→ **Given problem**: Copy out all the entries word for word.

→ **Exercise data**:
——————
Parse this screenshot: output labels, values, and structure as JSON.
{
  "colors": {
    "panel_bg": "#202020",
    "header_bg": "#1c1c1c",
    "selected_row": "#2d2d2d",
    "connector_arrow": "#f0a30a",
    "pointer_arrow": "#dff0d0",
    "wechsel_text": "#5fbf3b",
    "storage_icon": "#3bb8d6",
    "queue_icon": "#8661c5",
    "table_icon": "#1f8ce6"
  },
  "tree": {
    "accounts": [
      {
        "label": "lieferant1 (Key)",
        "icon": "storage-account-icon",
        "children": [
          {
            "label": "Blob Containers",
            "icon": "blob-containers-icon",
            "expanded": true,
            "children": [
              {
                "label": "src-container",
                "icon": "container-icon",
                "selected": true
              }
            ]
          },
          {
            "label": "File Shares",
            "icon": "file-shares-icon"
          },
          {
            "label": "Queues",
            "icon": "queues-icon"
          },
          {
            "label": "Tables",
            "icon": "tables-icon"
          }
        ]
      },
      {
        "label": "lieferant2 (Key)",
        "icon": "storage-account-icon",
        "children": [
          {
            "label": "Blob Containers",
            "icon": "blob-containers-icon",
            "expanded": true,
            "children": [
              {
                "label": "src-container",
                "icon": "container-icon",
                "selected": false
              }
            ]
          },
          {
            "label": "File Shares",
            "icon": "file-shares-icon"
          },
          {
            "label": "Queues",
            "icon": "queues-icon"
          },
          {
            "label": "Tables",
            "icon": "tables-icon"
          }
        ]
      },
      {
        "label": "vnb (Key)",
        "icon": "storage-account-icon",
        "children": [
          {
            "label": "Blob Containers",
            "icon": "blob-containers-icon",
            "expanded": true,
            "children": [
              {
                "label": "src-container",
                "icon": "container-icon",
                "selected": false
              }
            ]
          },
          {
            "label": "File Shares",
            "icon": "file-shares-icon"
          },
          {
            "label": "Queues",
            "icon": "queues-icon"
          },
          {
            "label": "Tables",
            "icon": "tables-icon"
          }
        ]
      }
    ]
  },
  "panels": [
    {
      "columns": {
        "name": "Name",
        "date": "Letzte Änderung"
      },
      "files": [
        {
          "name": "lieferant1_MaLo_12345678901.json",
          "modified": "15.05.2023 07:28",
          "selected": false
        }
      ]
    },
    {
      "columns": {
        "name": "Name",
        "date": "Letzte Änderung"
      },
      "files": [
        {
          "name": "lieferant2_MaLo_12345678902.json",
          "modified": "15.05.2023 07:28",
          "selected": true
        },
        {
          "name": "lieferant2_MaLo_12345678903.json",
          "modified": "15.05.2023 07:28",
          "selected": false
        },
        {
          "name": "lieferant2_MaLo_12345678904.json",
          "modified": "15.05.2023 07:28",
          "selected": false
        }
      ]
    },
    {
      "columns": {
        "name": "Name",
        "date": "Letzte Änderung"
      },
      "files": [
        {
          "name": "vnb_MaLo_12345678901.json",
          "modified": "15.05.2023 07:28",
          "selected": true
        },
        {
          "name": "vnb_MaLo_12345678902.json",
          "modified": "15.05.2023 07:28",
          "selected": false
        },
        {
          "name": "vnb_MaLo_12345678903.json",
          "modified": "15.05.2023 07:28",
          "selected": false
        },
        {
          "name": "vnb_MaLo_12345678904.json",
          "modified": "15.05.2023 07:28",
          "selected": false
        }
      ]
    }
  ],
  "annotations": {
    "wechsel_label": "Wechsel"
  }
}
——————
→ **Written answer**:
Parse this screenshot: output labels, values, and structure as JSON.
{
  "colors": {
    "panel_bg": "#202020",
    "header_bg": "#1c1c1c",
    "selected_row": "#2d2d2d",
    "connector_arrow": "#f0a30a",
    "pointer_arrow": "#dff0d0",
    "wechsel_text": "#5fbf3b",
    "storage_icon": "#3bb8d6",
    "queue_icon": "#8661c5",
    "table_icon": "#1f8ce6"
  },
  "tree": {
    "accounts": [
      {
        "label": "lieferant1 (Key)",
        "icon": "storage-account-icon",
        "children": [
          {
            "label": "Blob Containers",
            "icon": "blob-containers-icon",
            "expanded": true,
            "children": [
              {
                "label": "src-container",
                "icon": "container-icon",
                "selected": true
              }
            ]
          },
          {
            "label": "File Shares",
            "icon": "file-shares-icon"
          },
          {
            "label": "Queues",
            "icon": "queues-icon"
          },
          {
            "label": "Tables",
            "icon": "tables-icon"
          }
        ]
      },
      {
        "label": "lieferant2 (Key)",
        "icon": "storage-account-icon",
        "children": [
          {
            "label": "Blob Containers",
            "icon": "blob-containers-icon",
            "expanded": true,
            "children": [
              {
                "label": "src-container",
                "icon": "container-icon",
                "selected": false
              }
            ]
          },
          {
            "label": "File Shares",
            "icon": "file-shares-icon"
          },
          {
            "label": "Queues",
            "icon": "queues-icon"
          },
          {
            "label": "Tables",
            "icon": "tables-icon"
          }
        ]
      },
      {
        "label": "vnb (Key)",
        "icon": "storage-account-icon",
        "children": [
          {
            "label": "Blob Containers",
            "icon": "blob-containers-icon",
            "expanded": true,
            "children": [
              {
                "label": "src-container",
                "icon": "container-icon",
                "selected": false
              }
            ]
          },
          {
            "label": "File Shares",
            "icon": "file-shares-icon"
          },
          {
            "label": "Queues",
            "icon": "queues-icon"
          },
          {
            "label": "Tables",
            "icon": "tables-icon"
          }
        ]
      }
    ]
  },
  "panels": [
    {
      "columns": {
        "name": "Name",
        "date": "Letzte Änderung"
      },
      "files": [
        {
          "name": "lieferant1_MaLo_12345678901.json",
          "modified": "15.05.2023 07:28",
          "selected": false
        }
      ]
    },
    {
      "columns": {
        "name": "Name",
        "date": "Letzte Änderung"
      },
      "files": [
        {
          "name": "lieferant2_MaLo_12345678902.json",
          "modified": "15.05.2023 07:28",
          "selected": true
        },
        {
          "name": "lieferant2_MaLo_12345678903.json",
          "modified": "15.05.2023 07:28",
          "selected": false
        },
        {
          "name": "lieferant2_MaLo_12345678904.json",
          "modified": "15.05.2023 07:28",
          "selected": false
        }
      ]
    },
    {
      "columns": {
        "name": "Name",
        "date": "Letzte Änderung"
      },
      "files": [
        {
          "name": "vnb_MaLo_12345678901.json",
          "modified": "15.05.2023 07:28",
          "selected": true
        },
        {
          "name": "vnb_MaLo_12345678902.json",
          "modified": "15.05.2023 07:28",
          "selected": false
        },
        {
          "name": "vnb_MaLo_12345678903.json",
          "modified": "15.05.2023 07:28",
          "selected": false
        },
        {
          "name": "vnb_MaLo_12345678904.json",
          "modified": "15.05.2023 07:28",
          "selected": false
        }
      ]
    }
  ],
  "annotations": {
    "wechsel_label": "Wechsel"
  }
}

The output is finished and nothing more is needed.